→ Task goal
Scan the material below for the string "text", and copy every line where it shows up.

→ Stored records
--------------------------------

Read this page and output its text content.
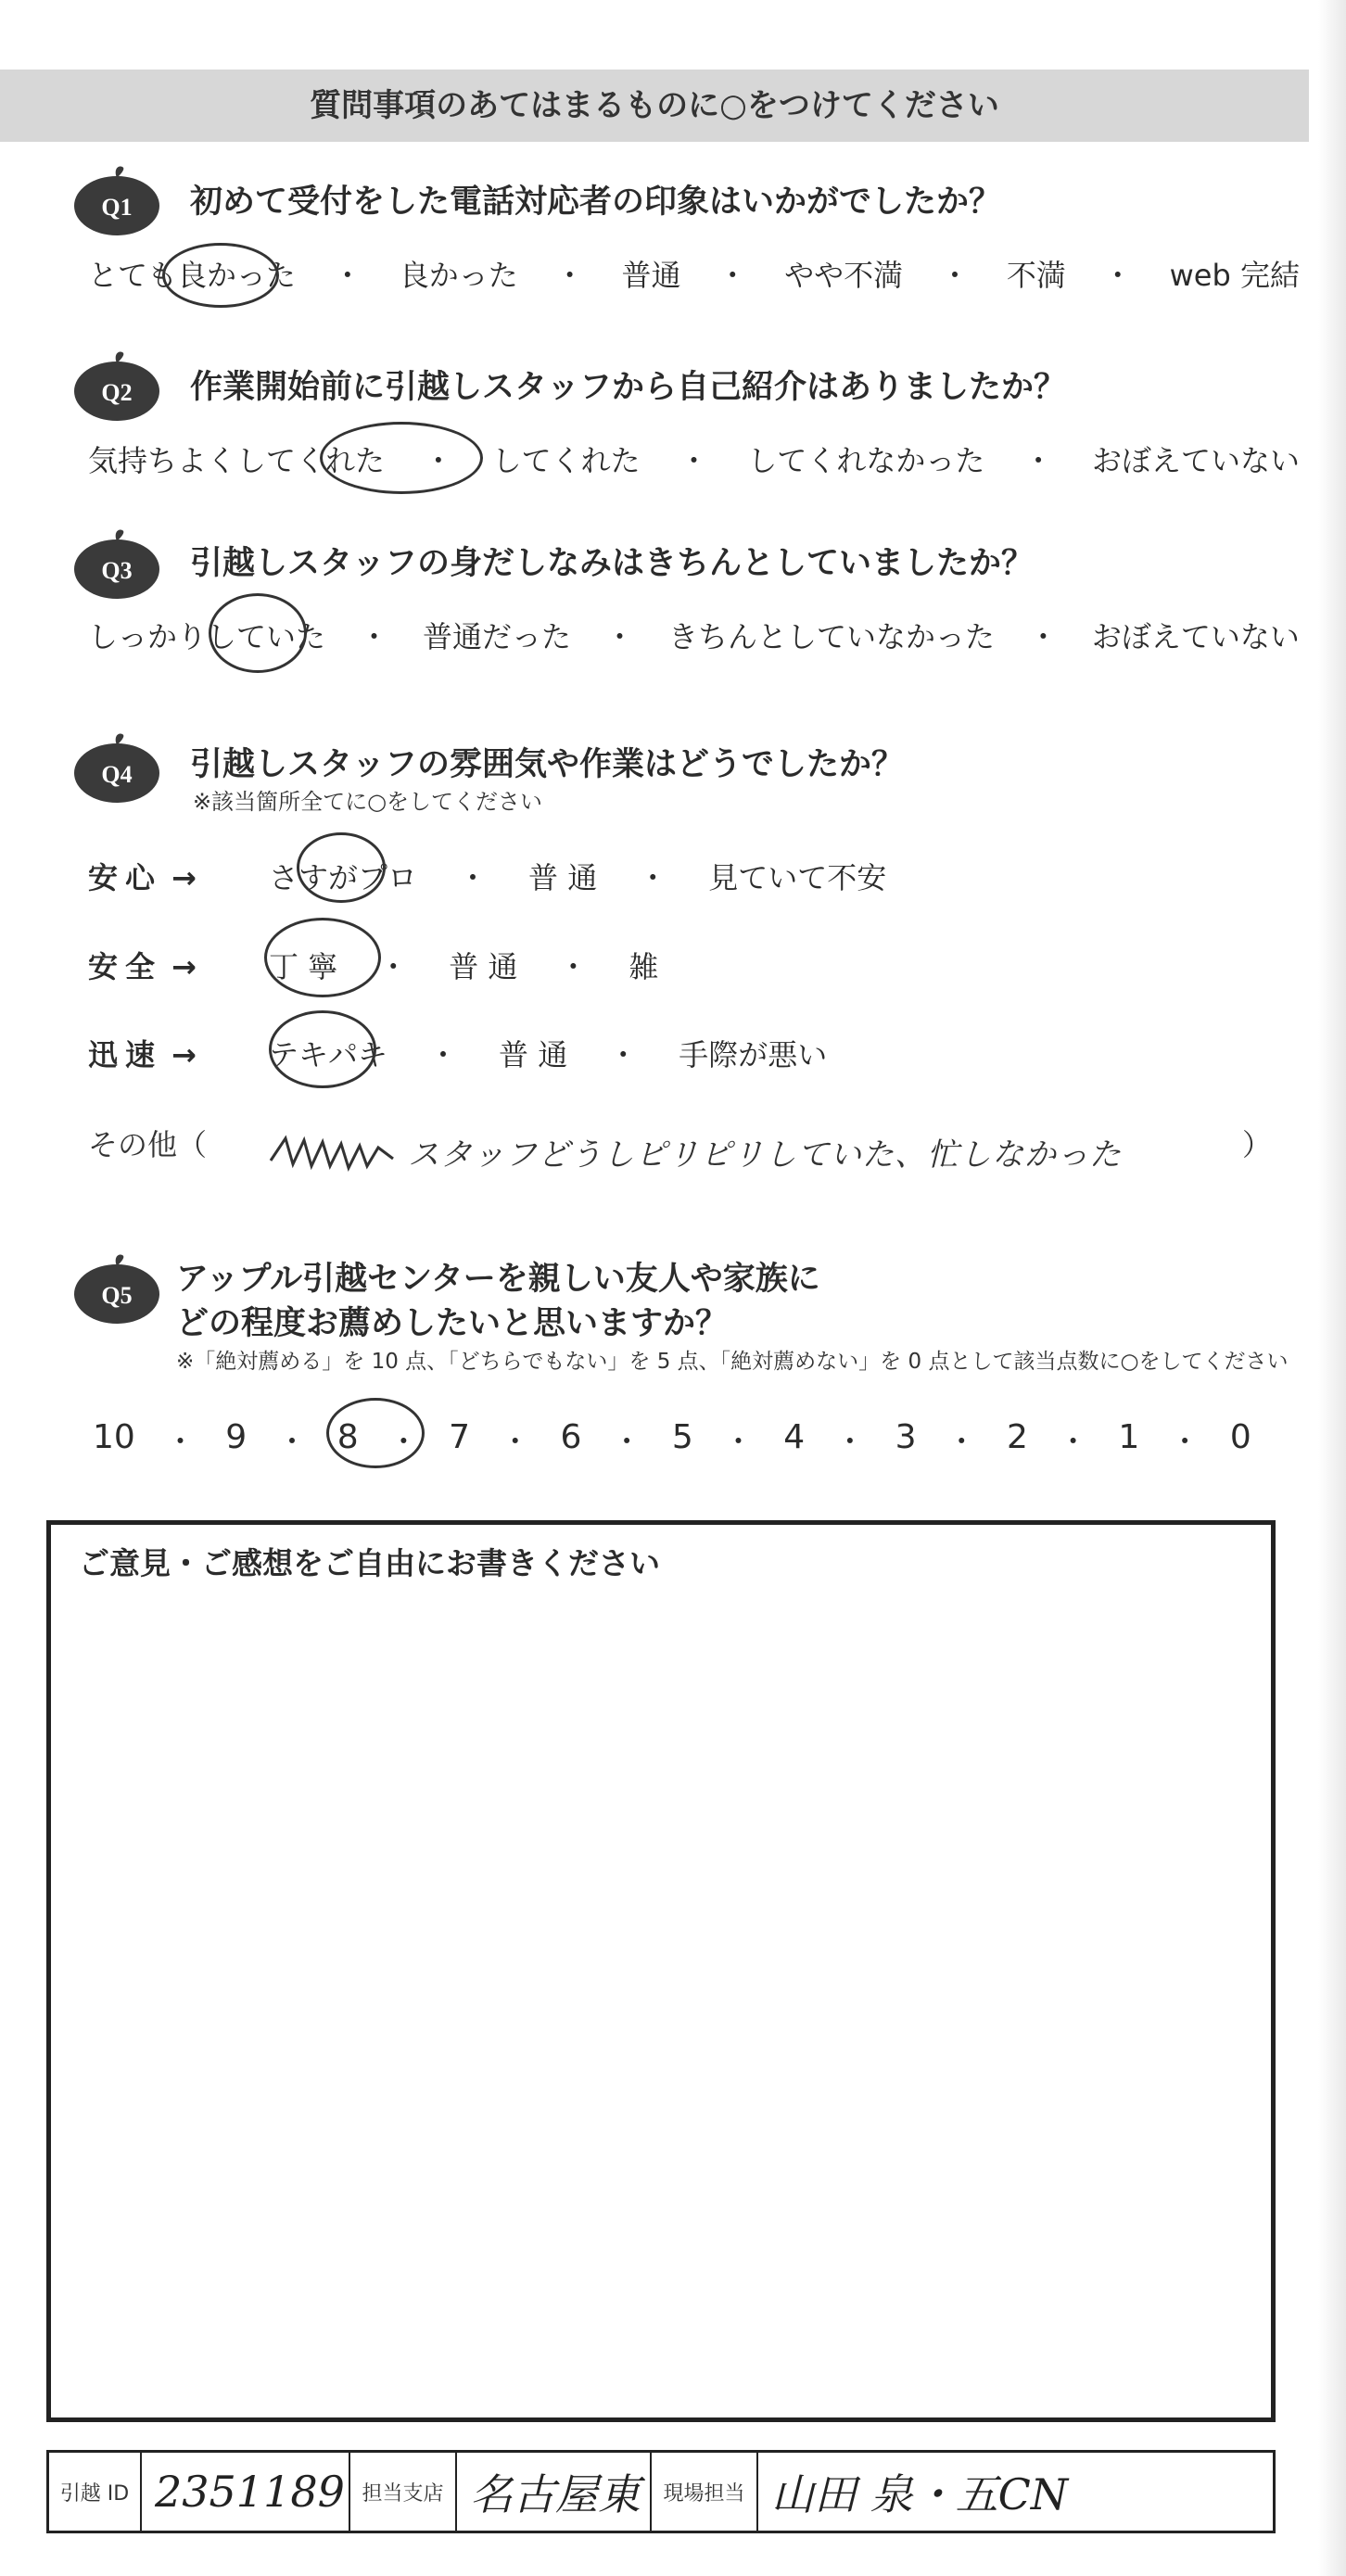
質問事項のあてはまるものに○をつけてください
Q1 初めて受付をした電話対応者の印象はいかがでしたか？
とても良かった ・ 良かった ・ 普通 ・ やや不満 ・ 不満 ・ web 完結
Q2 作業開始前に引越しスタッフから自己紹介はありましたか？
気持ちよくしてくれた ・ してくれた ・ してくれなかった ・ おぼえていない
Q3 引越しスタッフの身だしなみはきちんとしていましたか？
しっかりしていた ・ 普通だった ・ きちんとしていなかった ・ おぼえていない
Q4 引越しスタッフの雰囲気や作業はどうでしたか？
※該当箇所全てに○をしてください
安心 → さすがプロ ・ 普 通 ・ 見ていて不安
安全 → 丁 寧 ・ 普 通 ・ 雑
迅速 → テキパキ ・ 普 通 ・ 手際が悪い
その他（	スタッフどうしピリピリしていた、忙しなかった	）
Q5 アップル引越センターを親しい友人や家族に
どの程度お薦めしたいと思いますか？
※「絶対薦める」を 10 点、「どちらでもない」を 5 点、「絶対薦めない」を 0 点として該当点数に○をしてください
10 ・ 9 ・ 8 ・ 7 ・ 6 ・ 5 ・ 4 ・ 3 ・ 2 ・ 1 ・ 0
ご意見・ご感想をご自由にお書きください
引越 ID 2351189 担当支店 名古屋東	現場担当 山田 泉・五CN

--------------------------------

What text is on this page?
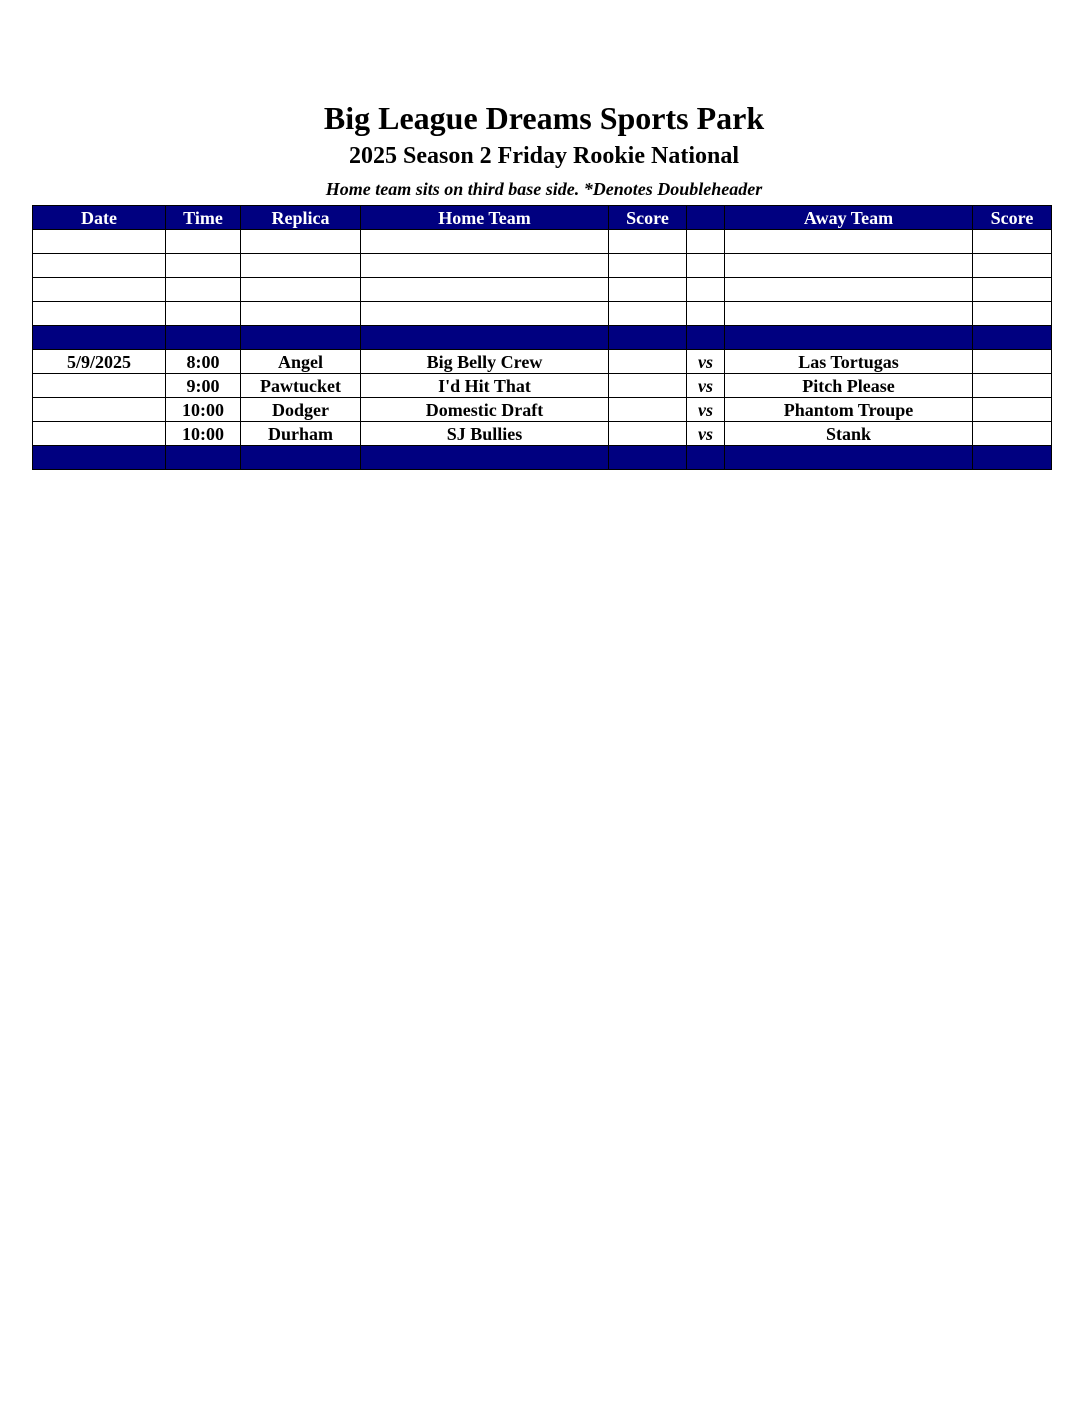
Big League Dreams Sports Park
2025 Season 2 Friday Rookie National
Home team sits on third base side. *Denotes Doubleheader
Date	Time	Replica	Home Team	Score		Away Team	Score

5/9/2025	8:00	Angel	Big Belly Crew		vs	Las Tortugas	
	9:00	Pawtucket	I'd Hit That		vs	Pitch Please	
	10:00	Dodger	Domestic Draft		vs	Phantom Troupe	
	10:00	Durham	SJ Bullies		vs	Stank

--------------------------------

→ Exercise response
Read this page and output its text content.
What text is on this page?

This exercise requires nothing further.